> [TU TAREA]
Enumera todas las cualidades que el fragmento sobre la transmisión de la fe atribuye a la comunidad cristiana, cuya existencia presenta como primera condición para difundir la fe.
━━━━━ FRAGMENTO DEL TEXTO
En cualquier caso, una cosa es cierta. La primera condición para la transmisión o la difusión de la fe en la sociedad actual es la existencia de una comunidad cristiana renovada, espiritual­mente vigorosa, unida y consciente del tesoro que posee y de la misión que le incumbe. Una iglesia misionera tiene que ser una Iglesia de santos y de testigos. Esto no es retórica. Es la conclu­sión más evidente de un razonamiento serio y responsable54.
━━━━━━━━━━
━━━━━ EXTRACTO DE DATOS
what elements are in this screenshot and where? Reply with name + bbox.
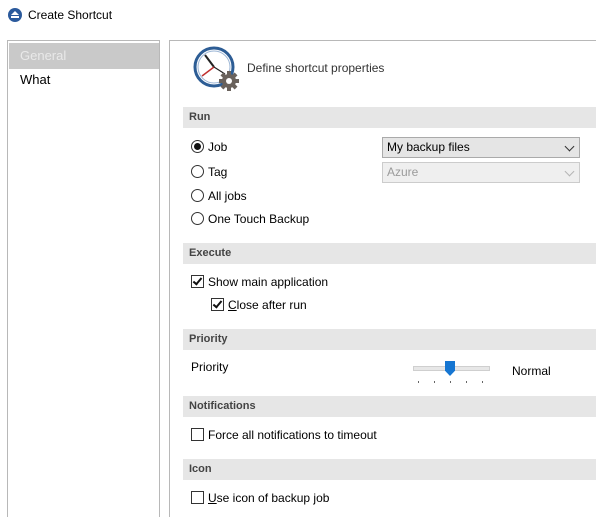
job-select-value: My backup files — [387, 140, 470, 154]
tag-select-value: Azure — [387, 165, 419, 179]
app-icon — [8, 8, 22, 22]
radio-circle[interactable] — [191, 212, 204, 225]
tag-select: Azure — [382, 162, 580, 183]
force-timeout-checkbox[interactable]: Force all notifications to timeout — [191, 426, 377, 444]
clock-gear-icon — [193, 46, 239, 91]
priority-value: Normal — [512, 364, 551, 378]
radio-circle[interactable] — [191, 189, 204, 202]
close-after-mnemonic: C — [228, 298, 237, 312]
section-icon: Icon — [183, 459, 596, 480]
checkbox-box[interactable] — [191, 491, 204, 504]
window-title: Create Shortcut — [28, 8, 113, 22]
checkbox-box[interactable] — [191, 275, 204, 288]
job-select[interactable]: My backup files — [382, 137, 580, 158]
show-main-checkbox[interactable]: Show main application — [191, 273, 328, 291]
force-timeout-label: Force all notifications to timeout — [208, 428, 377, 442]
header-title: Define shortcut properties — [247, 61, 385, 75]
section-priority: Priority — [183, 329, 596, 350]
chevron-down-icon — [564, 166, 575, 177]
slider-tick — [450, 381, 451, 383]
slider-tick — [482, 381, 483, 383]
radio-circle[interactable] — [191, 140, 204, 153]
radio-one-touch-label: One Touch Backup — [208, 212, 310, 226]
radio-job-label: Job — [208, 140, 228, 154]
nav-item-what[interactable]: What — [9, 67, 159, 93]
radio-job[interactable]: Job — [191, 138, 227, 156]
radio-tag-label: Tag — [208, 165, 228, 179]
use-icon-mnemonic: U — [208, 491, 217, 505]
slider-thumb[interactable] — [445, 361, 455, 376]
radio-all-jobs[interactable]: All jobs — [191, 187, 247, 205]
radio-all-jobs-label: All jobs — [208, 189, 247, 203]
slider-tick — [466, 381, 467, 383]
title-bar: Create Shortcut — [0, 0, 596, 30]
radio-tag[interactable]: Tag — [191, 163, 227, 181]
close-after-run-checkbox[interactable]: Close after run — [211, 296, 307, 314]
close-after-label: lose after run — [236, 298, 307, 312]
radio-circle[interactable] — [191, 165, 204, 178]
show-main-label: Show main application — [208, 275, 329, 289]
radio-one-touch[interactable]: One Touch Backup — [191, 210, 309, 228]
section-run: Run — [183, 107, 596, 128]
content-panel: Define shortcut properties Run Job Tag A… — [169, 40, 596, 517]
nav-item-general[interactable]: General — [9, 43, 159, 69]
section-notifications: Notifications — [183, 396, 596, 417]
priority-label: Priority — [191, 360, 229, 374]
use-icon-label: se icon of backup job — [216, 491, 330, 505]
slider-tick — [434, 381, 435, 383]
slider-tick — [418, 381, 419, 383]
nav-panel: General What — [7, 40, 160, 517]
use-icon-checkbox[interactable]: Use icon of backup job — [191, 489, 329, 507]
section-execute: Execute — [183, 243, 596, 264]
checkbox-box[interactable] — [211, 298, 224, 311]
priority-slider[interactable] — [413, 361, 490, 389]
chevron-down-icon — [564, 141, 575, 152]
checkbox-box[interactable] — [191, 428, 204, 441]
━━━━━━━━━━
━━━━━ EXTRACTO DE DATOS
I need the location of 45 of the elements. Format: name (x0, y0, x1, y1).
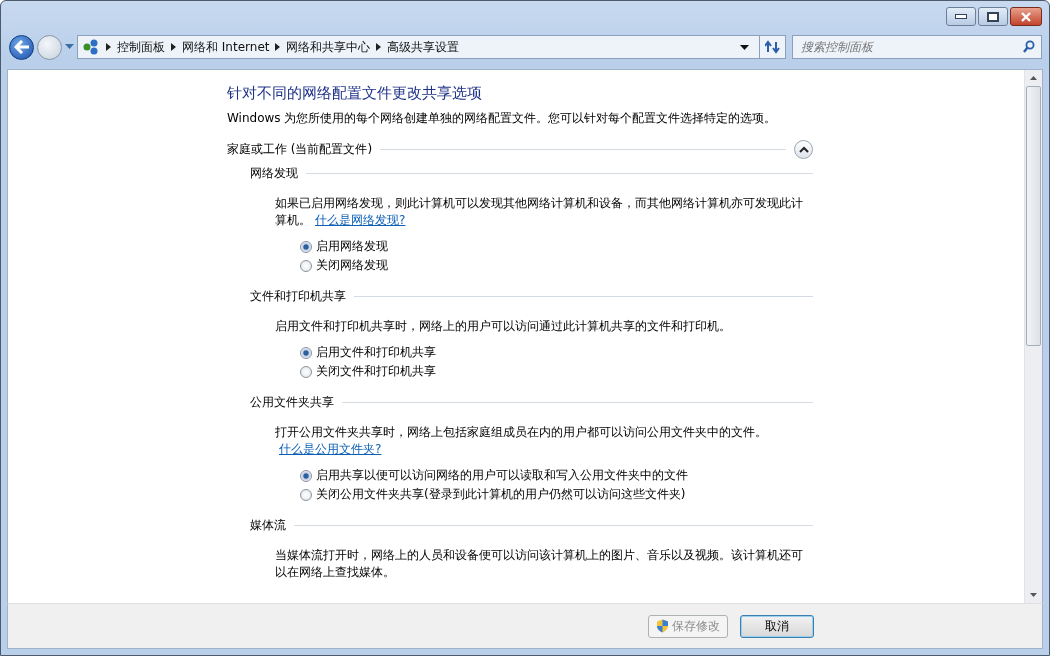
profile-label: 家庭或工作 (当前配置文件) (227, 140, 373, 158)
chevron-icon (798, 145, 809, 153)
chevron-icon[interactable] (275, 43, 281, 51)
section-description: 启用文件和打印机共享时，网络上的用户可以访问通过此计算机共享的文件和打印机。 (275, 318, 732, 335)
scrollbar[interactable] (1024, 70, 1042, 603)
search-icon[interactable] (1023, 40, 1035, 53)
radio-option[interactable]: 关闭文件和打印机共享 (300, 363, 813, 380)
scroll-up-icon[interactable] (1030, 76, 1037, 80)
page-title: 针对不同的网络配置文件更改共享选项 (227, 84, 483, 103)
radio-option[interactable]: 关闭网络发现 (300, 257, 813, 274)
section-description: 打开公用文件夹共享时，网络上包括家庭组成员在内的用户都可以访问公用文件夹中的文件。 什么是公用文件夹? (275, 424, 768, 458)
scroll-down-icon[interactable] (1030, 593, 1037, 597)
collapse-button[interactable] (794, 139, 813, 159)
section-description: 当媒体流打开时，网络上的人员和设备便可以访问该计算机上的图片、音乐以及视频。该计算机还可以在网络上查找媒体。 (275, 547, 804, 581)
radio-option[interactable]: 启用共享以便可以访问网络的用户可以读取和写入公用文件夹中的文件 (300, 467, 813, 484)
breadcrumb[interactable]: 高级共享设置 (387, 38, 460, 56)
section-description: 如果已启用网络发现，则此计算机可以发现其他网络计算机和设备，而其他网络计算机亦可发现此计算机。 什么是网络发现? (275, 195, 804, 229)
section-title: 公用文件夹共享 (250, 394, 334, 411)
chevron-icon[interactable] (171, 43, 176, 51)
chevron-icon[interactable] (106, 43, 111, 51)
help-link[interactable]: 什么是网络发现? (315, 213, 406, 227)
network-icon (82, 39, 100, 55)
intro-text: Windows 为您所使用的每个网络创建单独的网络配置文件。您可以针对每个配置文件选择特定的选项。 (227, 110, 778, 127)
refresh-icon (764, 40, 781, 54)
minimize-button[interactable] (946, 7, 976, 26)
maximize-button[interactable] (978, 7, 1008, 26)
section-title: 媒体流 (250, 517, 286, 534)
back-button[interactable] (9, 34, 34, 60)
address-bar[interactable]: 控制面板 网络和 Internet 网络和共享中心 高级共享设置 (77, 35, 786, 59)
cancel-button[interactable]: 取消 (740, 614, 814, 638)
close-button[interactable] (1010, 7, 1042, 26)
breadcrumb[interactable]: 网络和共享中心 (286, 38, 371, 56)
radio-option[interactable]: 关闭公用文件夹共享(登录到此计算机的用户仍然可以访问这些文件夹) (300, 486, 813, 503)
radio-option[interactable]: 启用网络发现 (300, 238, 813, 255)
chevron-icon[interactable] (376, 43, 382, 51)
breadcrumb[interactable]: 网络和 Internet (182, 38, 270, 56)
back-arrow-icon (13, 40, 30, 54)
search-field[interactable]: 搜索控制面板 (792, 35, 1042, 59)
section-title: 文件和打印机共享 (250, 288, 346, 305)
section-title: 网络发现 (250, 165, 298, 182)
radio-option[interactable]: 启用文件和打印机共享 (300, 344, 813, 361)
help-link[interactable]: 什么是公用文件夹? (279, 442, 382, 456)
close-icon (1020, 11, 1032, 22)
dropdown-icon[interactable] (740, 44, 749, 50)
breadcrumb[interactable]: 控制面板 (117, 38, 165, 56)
━━━━━━━━━━
> [RESULTADO CORRECTO]
- Renovada
- Espiritualmente vigorosa
- Unida
- Consciente del tesoro que posee y de la misión que le incumbe